## WHAT TO WORK ON
Go through the material below and report how many lines contain "lang". Give only the number.

= = = =

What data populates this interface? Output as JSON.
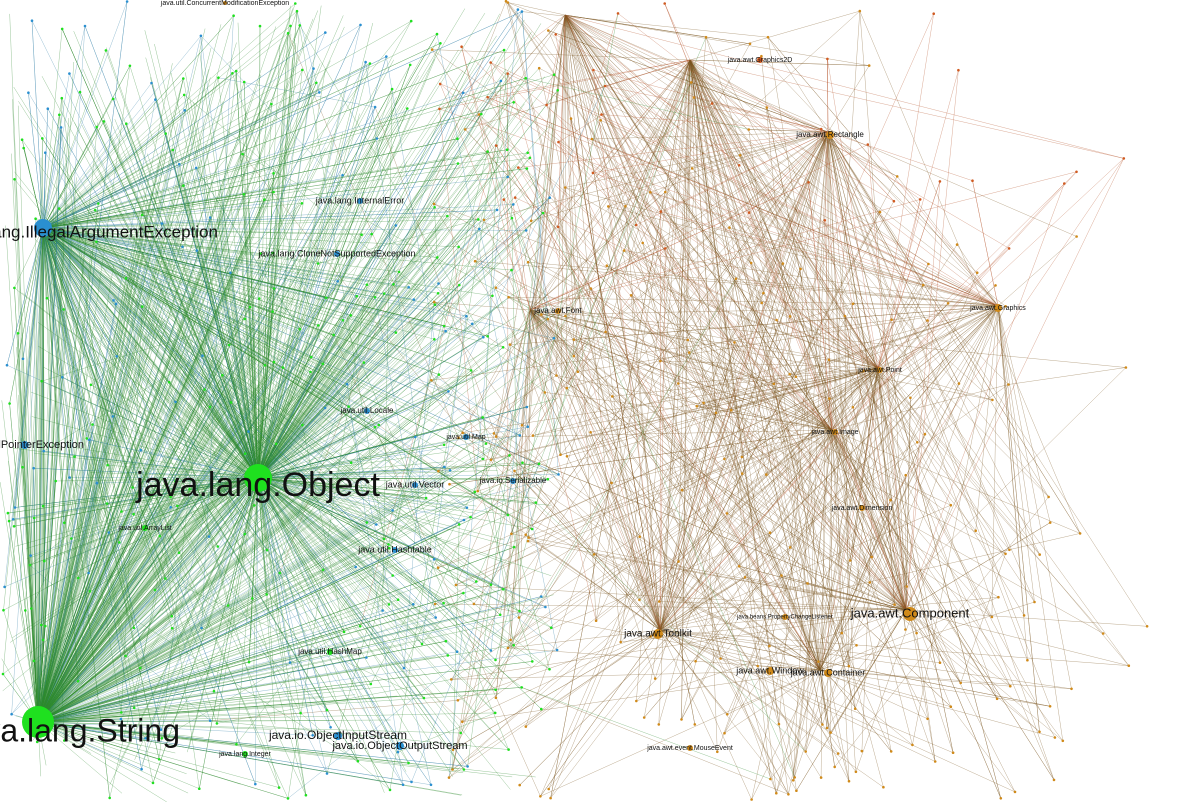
{
  "nodes": [
    {
      "label": "java.util.ConcurrentModificationException"
    },
    {
      "label": "java.awt.Graphics2D"
    },
    {
      "label": "java.awt.Rectangle"
    },
    {
      "label": "java.lang.InternalError"
    },
    {
      "label": "java.lang.IllegalArgumentException"
    },
    {
      "label": "java.lang.CloneNotSupportedException"
    },
    {
      "label": "java.awt.Font"
    },
    {
      "label": "java.awt.Graphics"
    },
    {
      "label": "java.awt.Point"
    },
    {
      "label": "java.awt.Image"
    },
    {
      "label": "java.util.Locale"
    },
    {
      "label": "java.util.Map"
    },
    {
      "label": "java.lang.NullPointerException"
    },
    {
      "label": "java.lang.Object"
    },
    {
      "label": "java.util.Vector"
    },
    {
      "label": "java.io.Serializable"
    },
    {
      "label": "java.awt.Dimension"
    },
    {
      "label": "java.util.Hashtable"
    },
    {
      "label": "java.util.ArrayList"
    },
    {
      "label": "java.awt.Component"
    },
    {
      "label": "java.awt.Toolkit"
    },
    {
      "label": "java.beans.PropertyChangeListener"
    },
    {
      "label": "java.awt.Window"
    },
    {
      "label": "java.awt.Container"
    },
    {
      "label": "java.util.HashMap"
    },
    {
      "label": "java.io.ObjectInputStream"
    },
    {
      "label": "java.io.ObjectOutputStream"
    },
    {
      "label": "java.lang.String"
    },
    {
      "label": "java.lang.Integer"
    },
    {
      "label": "java.awt.event.MouseEvent"
    }
  ]
}
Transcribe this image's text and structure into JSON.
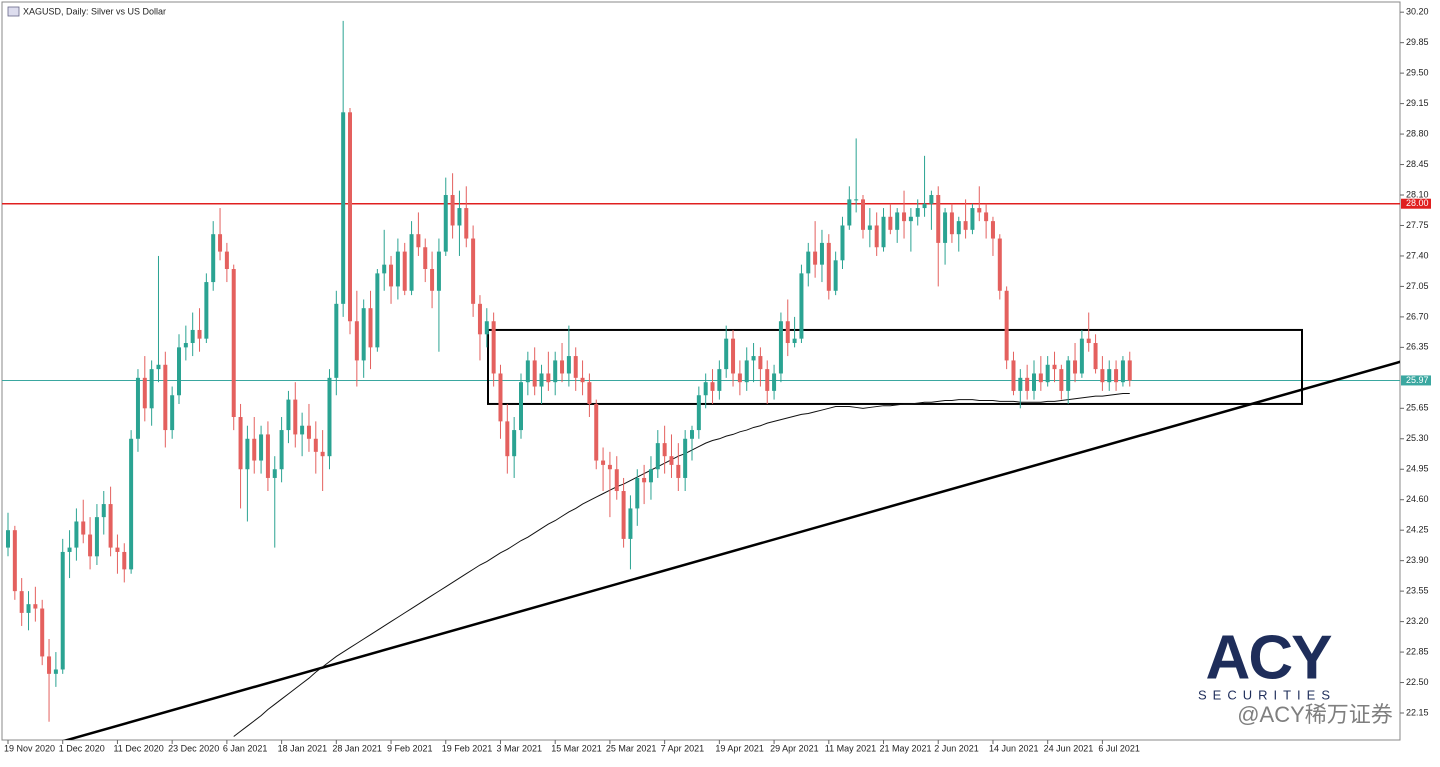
{
  "chart_data": {
    "type": "candlestick",
    "title": "XAGUSD, Daily:  Silver vs US Dollar",
    "up_color": "#2aa392",
    "down_color": "#e4605e",
    "ylim": [
      21.84,
      30.34
    ],
    "yticks": [
      {
        "value": 30.2,
        "label": "30.20"
      },
      29.85,
      {
        "value": 29.5,
        "label": "29.50"
      },
      29.15,
      {
        "value": 28.8,
        "label": "28.80"
      },
      28.45,
      {
        "value": 28.1,
        "label": "28.10"
      },
      27.75,
      {
        "value": 27.4,
        "label": "27.40"
      },
      27.05,
      {
        "value": 26.7,
        "label": "26.70"
      },
      26.35,
      25.65,
      {
        "value": 25.3,
        "label": "25.30"
      },
      24.95,
      {
        "value": 24.6,
        "label": "24.60"
      },
      24.25,
      {
        "value": 23.9,
        "label": "23.90"
      },
      23.55,
      {
        "value": 23.2,
        "label": "23.20"
      },
      22.85,
      {
        "value": 22.5,
        "label": "22.50"
      },
      22.15
    ],
    "categories": [
      "19 Nov 2020",
      null,
      null,
      null,
      null,
      null,
      null,
      null,
      "1 Dec 2020",
      null,
      null,
      null,
      null,
      null,
      null,
      null,
      "11 Dec 2020",
      null,
      null,
      null,
      null,
      null,
      null,
      null,
      "23 Dec 2020",
      null,
      null,
      null,
      null,
      null,
      null,
      null,
      "6 Jan 2021",
      null,
      null,
      null,
      null,
      null,
      null,
      null,
      "18 Jan 2021",
      null,
      null,
      null,
      null,
      null,
      null,
      null,
      "28 Jan 2021",
      null,
      null,
      null,
      null,
      null,
      null,
      null,
      "9 Feb 2021",
      null,
      null,
      null,
      null,
      null,
      null,
      null,
      "19 Feb 2021",
      null,
      null,
      null,
      null,
      null,
      null,
      null,
      "3 Mar 2021",
      null,
      null,
      null,
      null,
      null,
      null,
      null,
      "15 Mar 2021",
      null,
      null,
      null,
      null,
      null,
      null,
      null,
      "25 Mar 2021",
      null,
      null,
      null,
      null,
      null,
      null,
      null,
      "7 Apr 2021",
      null,
      null,
      null,
      null,
      null,
      null,
      null,
      "19 Apr 2021",
      null,
      null,
      null,
      null,
      null,
      null,
      null,
      "29 Apr 2021",
      null,
      null,
      null,
      null,
      null,
      null,
      null,
      "11 May 2021",
      null,
      null,
      null,
      null,
      null,
      null,
      null,
      "21 May 2021",
      null,
      null,
      null,
      null,
      null,
      null,
      null,
      "2 Jun 2021",
      null,
      null,
      null,
      null,
      null,
      null,
      null,
      "14 Jun 2021",
      null,
      null,
      null,
      null,
      null,
      null,
      null,
      "24 Jun 2021",
      null,
      null,
      null,
      null,
      null,
      null,
      null,
      "6 Jul 2021",
      null,
      null,
      null,
      null
    ],
    "ohlc": [
      [
        24.05,
        24.45,
        23.95,
        24.25
      ],
      [
        24.25,
        24.3,
        23.45,
        23.55
      ],
      [
        23.55,
        23.7,
        23.15,
        23.3
      ],
      [
        23.3,
        23.55,
        23.1,
        23.4
      ],
      [
        23.4,
        23.6,
        23.2,
        23.35
      ],
      [
        23.35,
        23.45,
        22.7,
        22.8
      ],
      [
        22.8,
        23.0,
        22.05,
        22.6
      ],
      [
        22.6,
        22.85,
        22.45,
        22.65
      ],
      [
        22.65,
        24.15,
        22.6,
        24.0
      ],
      [
        24.0,
        24.25,
        23.7,
        24.05
      ],
      [
        24.05,
        24.5,
        23.9,
        24.35
      ],
      [
        24.35,
        24.6,
        24.1,
        24.2
      ],
      [
        24.2,
        24.4,
        23.8,
        23.95
      ],
      [
        23.95,
        24.55,
        23.85,
        24.4
      ],
      [
        24.4,
        24.7,
        24.2,
        24.55
      ],
      [
        24.55,
        24.75,
        23.95,
        24.05
      ],
      [
        24.05,
        24.2,
        23.75,
        24.0
      ],
      [
        24.0,
        24.1,
        23.65,
        23.8
      ],
      [
        23.8,
        25.4,
        23.75,
        25.3
      ],
      [
        25.3,
        26.1,
        25.15,
        26.0
      ],
      [
        26.0,
        26.25,
        25.5,
        25.65
      ],
      [
        25.65,
        26.2,
        25.45,
        26.1
      ],
      [
        26.1,
        27.4,
        25.95,
        26.15
      ],
      [
        26.15,
        26.3,
        25.2,
        25.4
      ],
      [
        25.4,
        25.9,
        25.3,
        25.8
      ],
      [
        25.8,
        26.5,
        25.7,
        26.35
      ],
      [
        26.35,
        26.6,
        26.2,
        26.4
      ],
      [
        26.4,
        26.75,
        26.25,
        26.55
      ],
      [
        26.55,
        26.8,
        26.3,
        26.45
      ],
      [
        26.45,
        27.2,
        26.4,
        27.1
      ],
      [
        27.1,
        27.8,
        27.0,
        27.65
      ],
      [
        27.65,
        27.95,
        27.35,
        27.45
      ],
      [
        27.45,
        27.55,
        27.1,
        27.25
      ],
      [
        27.25,
        27.3,
        25.4,
        25.55
      ],
      [
        25.55,
        25.7,
        24.5,
        24.95
      ],
      [
        24.95,
        25.45,
        24.35,
        25.3
      ],
      [
        25.3,
        25.55,
        24.9,
        25.05
      ],
      [
        25.05,
        25.45,
        24.9,
        25.35
      ],
      [
        25.35,
        25.5,
        24.7,
        24.85
      ],
      [
        24.85,
        25.1,
        24.05,
        24.95
      ],
      [
        24.95,
        25.55,
        24.8,
        25.4
      ],
      [
        25.4,
        25.85,
        25.25,
        25.75
      ],
      [
        25.75,
        25.95,
        25.2,
        25.35
      ],
      [
        25.35,
        25.6,
        25.1,
        25.45
      ],
      [
        25.45,
        25.7,
        25.15,
        25.3
      ],
      [
        25.3,
        25.5,
        24.9,
        25.15
      ],
      [
        25.15,
        25.4,
        24.7,
        25.1
      ],
      [
        25.1,
        26.1,
        24.95,
        26.0
      ],
      [
        26.0,
        27.0,
        25.8,
        26.85
      ],
      [
        26.85,
        30.1,
        26.7,
        29.05
      ],
      [
        29.05,
        29.1,
        26.5,
        26.65
      ],
      [
        26.65,
        27.0,
        25.9,
        26.2
      ],
      [
        26.2,
        26.9,
        26.0,
        26.8
      ],
      [
        26.8,
        27.0,
        26.1,
        26.35
      ],
      [
        26.35,
        27.25,
        26.3,
        27.2
      ],
      [
        27.2,
        27.7,
        27.0,
        27.3
      ],
      [
        27.3,
        27.4,
        26.85,
        27.05
      ],
      [
        27.05,
        27.6,
        26.9,
        27.45
      ],
      [
        27.45,
        27.55,
        26.95,
        27.0
      ],
      [
        27.0,
        27.8,
        26.95,
        27.65
      ],
      [
        27.65,
        27.9,
        27.4,
        27.5
      ],
      [
        27.5,
        27.6,
        27.1,
        27.25
      ],
      [
        27.25,
        27.45,
        26.8,
        27.0
      ],
      [
        27.0,
        27.6,
        26.3,
        27.45
      ],
      [
        27.45,
        28.3,
        27.4,
        28.1
      ],
      [
        28.1,
        28.35,
        27.6,
        27.75
      ],
      [
        27.75,
        28.15,
        27.4,
        27.95
      ],
      [
        27.95,
        28.2,
        27.5,
        27.6
      ],
      [
        27.6,
        27.75,
        26.7,
        26.85
      ],
      [
        26.85,
        26.95,
        26.2,
        26.5
      ],
      [
        26.5,
        26.8,
        26.35,
        26.65
      ],
      [
        26.65,
        26.75,
        25.9,
        26.05
      ],
      [
        26.05,
        26.15,
        25.3,
        25.5
      ],
      [
        25.5,
        25.7,
        24.9,
        25.1
      ],
      [
        25.1,
        25.55,
        24.85,
        25.4
      ],
      [
        25.4,
        26.05,
        25.3,
        25.95
      ],
      [
        25.95,
        26.3,
        25.8,
        26.2
      ],
      [
        26.2,
        26.35,
        25.8,
        25.9
      ],
      [
        25.9,
        26.15,
        25.7,
        26.05
      ],
      [
        26.05,
        26.3,
        25.85,
        25.95
      ],
      [
        25.95,
        26.3,
        25.8,
        26.2
      ],
      [
        26.2,
        26.4,
        25.95,
        26.05
      ],
      [
        26.05,
        26.6,
        25.9,
        26.25
      ],
      [
        26.25,
        26.35,
        25.85,
        26.0
      ],
      [
        26.0,
        26.2,
        25.8,
        25.95
      ],
      [
        25.95,
        26.05,
        25.55,
        25.7
      ],
      [
        25.7,
        25.75,
        24.95,
        25.05
      ],
      [
        25.05,
        25.2,
        24.7,
        25.0
      ],
      [
        25.0,
        25.15,
        24.4,
        24.95
      ],
      [
        24.95,
        25.1,
        24.6,
        24.7
      ],
      [
        24.7,
        24.85,
        24.05,
        24.15
      ],
      [
        24.15,
        24.65,
        23.8,
        24.5
      ],
      [
        24.5,
        24.95,
        24.3,
        24.85
      ],
      [
        24.85,
        25.0,
        24.55,
        24.8
      ],
      [
        24.8,
        25.1,
        24.6,
        24.95
      ],
      [
        24.95,
        25.4,
        24.85,
        25.25
      ],
      [
        25.25,
        25.45,
        24.9,
        25.1
      ],
      [
        25.1,
        25.35,
        24.85,
        25.0
      ],
      [
        25.0,
        25.25,
        24.7,
        24.85
      ],
      [
        24.85,
        25.4,
        24.7,
        25.3
      ],
      [
        25.3,
        25.45,
        25.05,
        25.4
      ],
      [
        25.4,
        25.9,
        25.3,
        25.8
      ],
      [
        25.8,
        26.05,
        25.65,
        25.95
      ],
      [
        25.95,
        26.1,
        25.7,
        25.85
      ],
      [
        25.85,
        26.2,
        25.75,
        26.1
      ],
      [
        26.1,
        26.6,
        26.0,
        26.45
      ],
      [
        26.45,
        26.55,
        25.9,
        26.05
      ],
      [
        26.05,
        26.2,
        25.8,
        25.95
      ],
      [
        25.95,
        26.35,
        25.85,
        26.2
      ],
      [
        26.2,
        26.4,
        25.95,
        26.25
      ],
      [
        26.25,
        26.35,
        25.9,
        26.1
      ],
      [
        26.1,
        26.2,
        25.7,
        25.85
      ],
      [
        25.85,
        26.15,
        25.75,
        26.05
      ],
      [
        26.05,
        26.75,
        25.95,
        26.65
      ],
      [
        26.65,
        26.9,
        26.25,
        26.4
      ],
      [
        26.4,
        26.7,
        26.35,
        26.45
      ],
      [
        26.45,
        27.3,
        26.4,
        27.2
      ],
      [
        27.2,
        27.55,
        27.05,
        27.45
      ],
      [
        27.45,
        27.8,
        27.15,
        27.3
      ],
      [
        27.3,
        27.7,
        27.1,
        27.55
      ],
      [
        27.55,
        27.65,
        26.9,
        27.0
      ],
      [
        27.0,
        27.45,
        26.95,
        27.35
      ],
      [
        27.35,
        27.85,
        27.25,
        27.75
      ],
      [
        27.75,
        28.2,
        27.7,
        28.05
      ],
      [
        28.05,
        28.75,
        27.9,
        28.05
      ],
      [
        28.05,
        28.1,
        27.6,
        27.7
      ],
      [
        27.7,
        27.95,
        27.5,
        27.75
      ],
      [
        27.75,
        27.9,
        27.4,
        27.5
      ],
      [
        27.5,
        27.95,
        27.45,
        27.85
      ],
      [
        27.85,
        28.0,
        27.65,
        27.7
      ],
      [
        27.7,
        27.95,
        27.55,
        27.9
      ],
      [
        27.9,
        28.15,
        27.6,
        27.8
      ],
      [
        27.8,
        27.95,
        27.45,
        27.85
      ],
      [
        27.85,
        28.05,
        27.75,
        27.95
      ],
      [
        27.95,
        28.55,
        27.85,
        28.0
      ],
      [
        28.0,
        28.15,
        27.7,
        28.1
      ],
      [
        28.1,
        28.2,
        27.05,
        27.55
      ],
      [
        27.55,
        27.95,
        27.3,
        27.9
      ],
      [
        27.9,
        28.0,
        27.55,
        27.65
      ],
      [
        27.65,
        27.85,
        27.45,
        27.8
      ],
      [
        27.8,
        28.05,
        27.6,
        27.7
      ],
      [
        27.7,
        28.0,
        27.65,
        27.95
      ],
      [
        27.95,
        28.2,
        27.8,
        27.9
      ],
      [
        27.9,
        28.0,
        27.6,
        27.8
      ],
      [
        27.8,
        27.85,
        27.4,
        27.6
      ],
      [
        27.6,
        27.65,
        26.9,
        27.0
      ],
      [
        27.0,
        27.05,
        26.1,
        26.2
      ],
      [
        26.2,
        26.3,
        25.8,
        25.85
      ],
      [
        25.85,
        26.1,
        25.65,
        26.0
      ],
      [
        26.0,
        26.15,
        25.75,
        25.85
      ],
      [
        25.85,
        26.2,
        25.75,
        26.05
      ],
      [
        26.05,
        26.25,
        25.85,
        25.95
      ],
      [
        25.95,
        26.25,
        25.9,
        26.15
      ],
      [
        26.15,
        26.3,
        25.95,
        26.1
      ],
      [
        26.1,
        26.15,
        25.75,
        25.85
      ],
      [
        25.85,
        26.25,
        25.7,
        26.2
      ],
      [
        26.2,
        26.4,
        25.95,
        26.05
      ],
      [
        26.05,
        26.55,
        26.0,
        26.45
      ],
      [
        26.45,
        26.75,
        26.3,
        26.4
      ],
      [
        26.4,
        26.5,
        26.05,
        26.1
      ],
      [
        26.1,
        26.25,
        25.85,
        25.95
      ],
      [
        25.95,
        26.2,
        25.85,
        26.1
      ],
      [
        26.1,
        26.2,
        25.85,
        25.95
      ],
      [
        25.95,
        26.25,
        25.9,
        26.2
      ],
      [
        26.2,
        26.3,
        25.9,
        25.97
      ]
    ],
    "ma": {
      "color": "#111111",
      "values": [
        null,
        null,
        null,
        null,
        null,
        null,
        null,
        null,
        null,
        null,
        null,
        null,
        null,
        null,
        null,
        null,
        null,
        null,
        null,
        null,
        null,
        null,
        null,
        null,
        null,
        null,
        null,
        null,
        null,
        null,
        null,
        null,
        null,
        21.88,
        21.94,
        22.0,
        22.06,
        22.12,
        22.19,
        22.25,
        22.31,
        22.37,
        22.43,
        22.49,
        22.55,
        22.62,
        22.68,
        22.74,
        22.8,
        22.85,
        22.9,
        22.95,
        23.0,
        23.05,
        23.1,
        23.15,
        23.2,
        23.25,
        23.3,
        23.35,
        23.4,
        23.45,
        23.5,
        23.55,
        23.6,
        23.65,
        23.7,
        23.75,
        23.8,
        23.85,
        23.89,
        23.94,
        23.99,
        24.03,
        24.08,
        24.13,
        24.17,
        24.22,
        24.27,
        24.32,
        24.36,
        24.41,
        24.46,
        24.5,
        24.55,
        24.59,
        24.63,
        24.67,
        24.71,
        24.75,
        24.78,
        24.82,
        24.86,
        24.9,
        24.94,
        24.98,
        25.02,
        25.06,
        25.1,
        25.13,
        25.17,
        25.21,
        25.25,
        25.28,
        25.3,
        25.33,
        25.35,
        25.38,
        25.4,
        25.43,
        25.45,
        25.48,
        25.5,
        25.52,
        25.54,
        25.56,
        25.58,
        25.59,
        25.61,
        25.63,
        25.65,
        25.67,
        25.67,
        25.67,
        25.66,
        25.65,
        25.66,
        25.67,
        25.68,
        25.68,
        25.69,
        25.7,
        25.7,
        25.71,
        25.72,
        25.72,
        25.73,
        25.74,
        25.74,
        25.75,
        25.75,
        25.75,
        25.74,
        25.74,
        25.74,
        25.73,
        25.73,
        25.73,
        25.72,
        25.72,
        25.72,
        25.72,
        25.73,
        25.73,
        25.74,
        25.75,
        25.76,
        25.77,
        25.78,
        25.79,
        25.79,
        25.8,
        25.81,
        25.82,
        25.82
      ]
    },
    "level": {
      "value": 28.0,
      "label": "28.00",
      "color": "#e02020"
    },
    "price_line": {
      "value": 25.97,
      "label": "25.97",
      "color": "#3aa7a0"
    },
    "box": {
      "top": 26.55,
      "bottom": 25.7
    },
    "trendline": {
      "values": [
        21.8,
        26.2
      ]
    },
    "logo": "ACY",
    "logo_sub": "SECURITIES",
    "watermark": "@ACY稀万证券"
  }
}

= = = =

## EXERCISE OUTPUT
7